* WHAT TO PRODUCE *
For each line that holds "displays", copy the line out.

* Source data *
....................

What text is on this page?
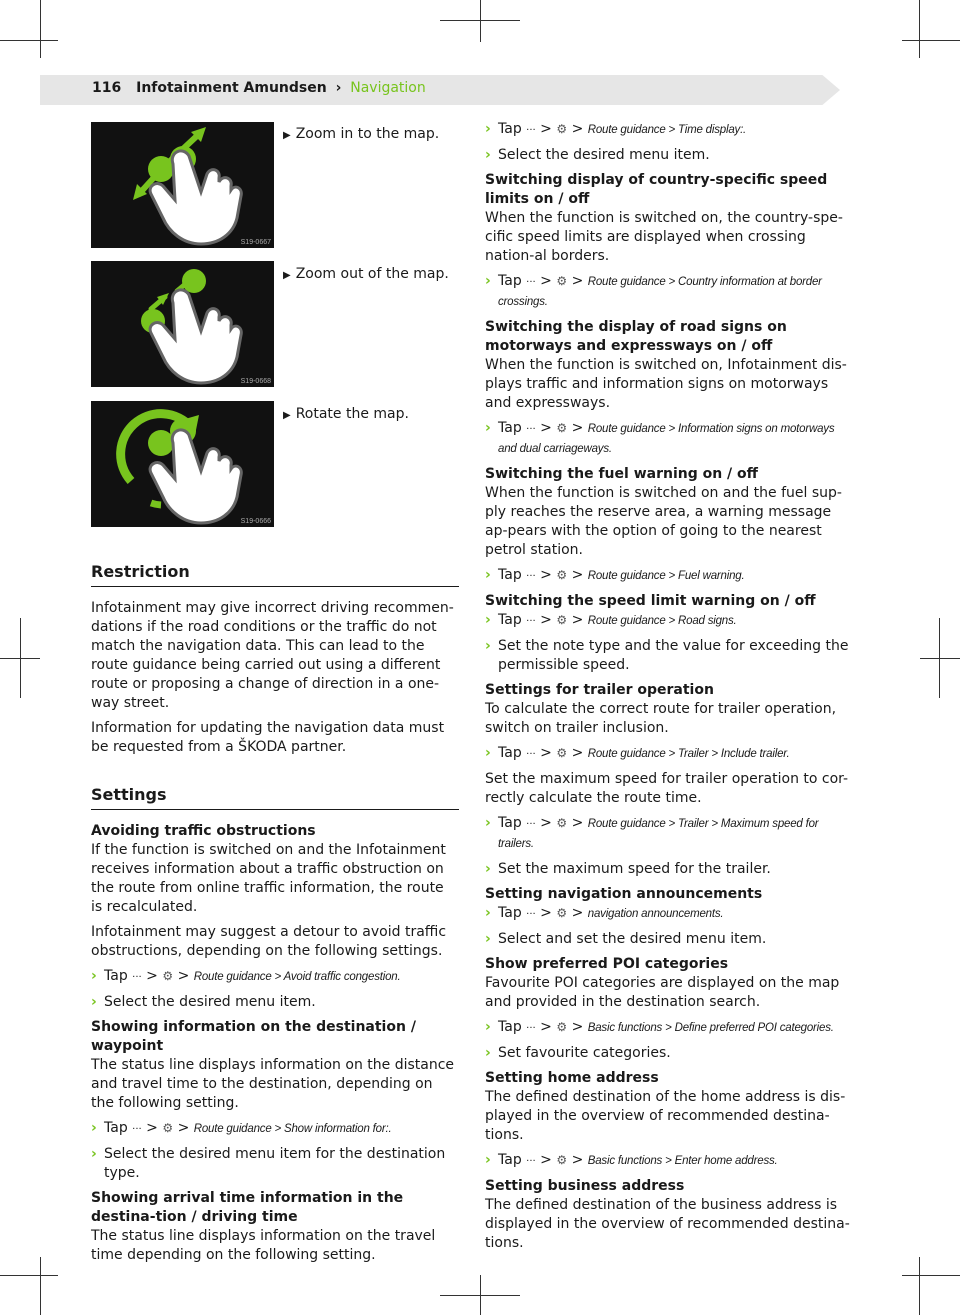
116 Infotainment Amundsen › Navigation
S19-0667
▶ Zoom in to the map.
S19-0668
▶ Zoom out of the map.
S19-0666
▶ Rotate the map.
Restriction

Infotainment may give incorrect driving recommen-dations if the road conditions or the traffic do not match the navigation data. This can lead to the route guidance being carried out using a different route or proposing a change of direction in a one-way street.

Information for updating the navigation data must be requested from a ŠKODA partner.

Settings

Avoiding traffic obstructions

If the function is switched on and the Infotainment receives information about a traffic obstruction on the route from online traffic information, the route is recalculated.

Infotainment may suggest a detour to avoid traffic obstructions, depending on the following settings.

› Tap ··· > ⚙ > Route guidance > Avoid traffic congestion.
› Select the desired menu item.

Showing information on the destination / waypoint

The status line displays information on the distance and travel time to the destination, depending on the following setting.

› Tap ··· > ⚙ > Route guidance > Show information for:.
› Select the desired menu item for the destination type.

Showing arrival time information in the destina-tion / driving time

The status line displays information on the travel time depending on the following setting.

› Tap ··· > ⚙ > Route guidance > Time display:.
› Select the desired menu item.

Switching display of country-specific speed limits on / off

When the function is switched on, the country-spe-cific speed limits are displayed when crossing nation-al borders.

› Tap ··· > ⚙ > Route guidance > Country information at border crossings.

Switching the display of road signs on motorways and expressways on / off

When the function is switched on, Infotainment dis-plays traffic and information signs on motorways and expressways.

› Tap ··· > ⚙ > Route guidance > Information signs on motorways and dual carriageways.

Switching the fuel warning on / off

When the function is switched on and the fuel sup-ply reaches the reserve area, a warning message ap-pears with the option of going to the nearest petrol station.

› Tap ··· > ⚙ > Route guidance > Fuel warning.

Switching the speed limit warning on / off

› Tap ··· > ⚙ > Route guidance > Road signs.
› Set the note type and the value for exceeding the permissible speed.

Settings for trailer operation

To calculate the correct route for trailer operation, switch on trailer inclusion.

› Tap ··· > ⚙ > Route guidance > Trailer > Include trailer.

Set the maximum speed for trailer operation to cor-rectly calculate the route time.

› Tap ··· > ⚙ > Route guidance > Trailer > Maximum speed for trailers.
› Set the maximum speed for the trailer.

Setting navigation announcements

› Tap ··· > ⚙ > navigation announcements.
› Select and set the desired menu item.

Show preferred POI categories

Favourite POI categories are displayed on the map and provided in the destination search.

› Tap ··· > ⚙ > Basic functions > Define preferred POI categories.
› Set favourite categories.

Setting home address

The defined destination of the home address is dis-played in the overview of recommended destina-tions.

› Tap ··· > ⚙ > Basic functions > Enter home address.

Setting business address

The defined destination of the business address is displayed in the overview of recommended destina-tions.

....................

* EXERCISE OUTPUT *
The status line displays information on the distance and travel time to the destination, depending on the following setting.
The status line displays information on the travel time depending on the following setting.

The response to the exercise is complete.